Reproduce the listing below word for word, with no pictures.
>> BEGIN Information supplied
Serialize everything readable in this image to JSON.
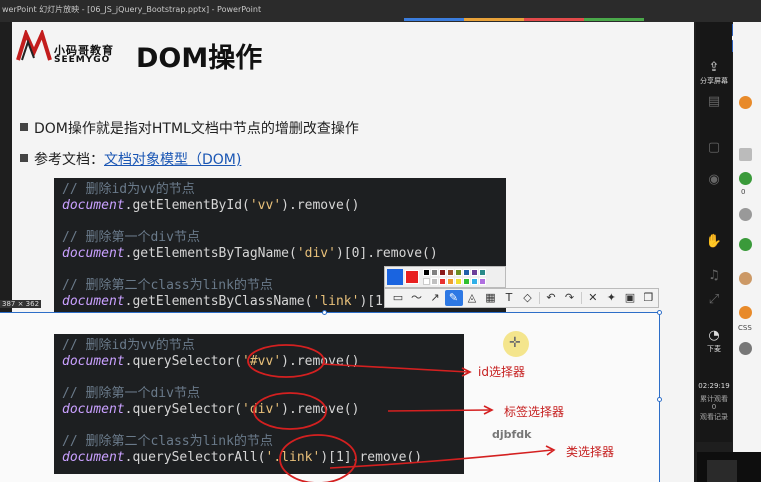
{
  "window": {
    "title": "werPoint 幻灯片放映 - [06_JS_jQuery_Bootstrap.pptx] - PowerPoint"
  },
  "slide": {
    "logo_cn": "小码哥教育",
    "logo_en": "SEEMYGO",
    "title": "DOM操作",
    "bullet1": "DOM操作就是指对HTML文档中节点的增删改查操作",
    "bullet2_prefix": "参考文档：",
    "bullet2_link": "文档对象模型（DOM)"
  },
  "code_top": {
    "c1": "// 删除id为vv的节点",
    "l1_obj": "document",
    "l1_a": ".getElementById(",
    "l1_str": "'vv'",
    "l1_b": ").remove()",
    "c2": "// 删除第一个div节点",
    "l2_obj": "document",
    "l2_a": ".getElementsByTagName(",
    "l2_str": "'div'",
    "l2_b": ")[0].remove()",
    "c3": "// 删除第二个class为link的节点",
    "l3_obj": "document",
    "l3_a": ".getElementsByClassName(",
    "l3_str": "'link'",
    "l3_b": ")[1].remove()"
  },
  "code_bottom": {
    "c1": "// 删除id为vv的节点",
    "l1_obj": "document",
    "l1_a": ".querySelector(",
    "l1_str": "'#vv'",
    "l1_b": ").remove()",
    "c2": "// 删除第一个div节点",
    "l2_obj": "document",
    "l2_a": ".querySelector(",
    "l2_str": "'div'",
    "l2_b": ").remove()",
    "c3": "// 删除第二个class为link的节点",
    "l3_obj": "document",
    "l3_a": ".querySelectorAll(",
    "l3_str": "'.link'",
    "l3_b": ")[1].remove()"
  },
  "annotations": {
    "id_selector": "id选择器",
    "tag_selector": "标签选择器",
    "class_selector": "类选择器",
    "watermark": "djbfdk"
  },
  "screenshot_tool": {
    "size_label": "387 × 362",
    "current_color": "#e82020",
    "tools": [
      "rect",
      "curve",
      "arrow",
      "pen",
      "marker",
      "mosaic",
      "text",
      "eraser",
      "undo",
      "redo",
      "close",
      "pin",
      "save",
      "copy"
    ]
  },
  "side_panel": {
    "share_label": "分享屏幕",
    "hand_label": "举手",
    "time": "02:29:19",
    "total_label": "累计观看",
    "count": "0",
    "watch_label": "观看记录",
    "down_label": "下麦",
    "css_label": "CSS"
  }
}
>> END Information supplied
■ **Solution**
Serialize everything readable in this image to JSON.
{
  "window": {
    "title": "werPoint 幻灯片放映 - [06_JS_jQuery_Bootstrap.pptx] - PowerPoint"
  },
  "slide": {
    "logo_cn": "小码哥教育",
    "logo_en": "SEEMYGO",
    "title": "DOM操作",
    "bullet1": "DOM操作就是指对HTML文档中节点的增删改查操作",
    "bullet2_prefix": "参考文档：",
    "bullet2_link": "文档对象模型（DOM)"
  },
  "code_top": {
    "c1": "// 删除id为vv的节点",
    "l1_obj": "document",
    "l1_a": ".getElementById(",
    "l1_str": "'vv'",
    "l1_b": ").remove()",
    "c2": "// 删除第一个div节点",
    "l2_obj": "document",
    "l2_a": ".getElementsByTagName(",
    "l2_str": "'div'",
    "l2_b": ")[0].remove()",
    "c3": "// 删除第二个class为link的节点",
    "l3_obj": "document",
    "l3_a": ".getElementsByClassName(",
    "l3_str": "'link'",
    "l3_b": ")[1].remove()"
  },
  "code_bottom": {
    "c1": "// 删除id为vv的节点",
    "l1_obj": "document",
    "l1_a": ".querySelector(",
    "l1_str": "'#vv'",
    "l1_b": ").remove()",
    "c2": "// 删除第一个div节点",
    "l2_obj": "document",
    "l2_a": ".querySelector(",
    "l2_str": "'div'",
    "l2_b": ").remove()",
    "c3": "// 删除第二个class为link的节点",
    "l3_obj": "document",
    "l3_a": ".querySelectorAll(",
    "l3_str": "'.link'",
    "l3_b": ")[1].remove()"
  },
  "annotations": {
    "id_selector": "id选择器",
    "tag_selector": "标签选择器",
    "class_selector": "类选择器",
    "watermark": "djbfdk"
  },
  "screenshot_tool": {
    "size_label": "387 × 362",
    "current_color": "#e82020",
    "tools": [
      "rect",
      "curve",
      "arrow",
      "pen",
      "marker",
      "mosaic",
      "text",
      "eraser",
      "undo",
      "redo",
      "close",
      "pin",
      "save",
      "copy"
    ]
  },
  "side_panel": {
    "share_label": "分享屏幕",
    "hand_label": "举手",
    "time": "02:29:19",
    "total_label": "累计观看",
    "count": "0",
    "watch_label": "观看记录",
    "down_label": "下麦",
    "css_label": "CSS"
  }
}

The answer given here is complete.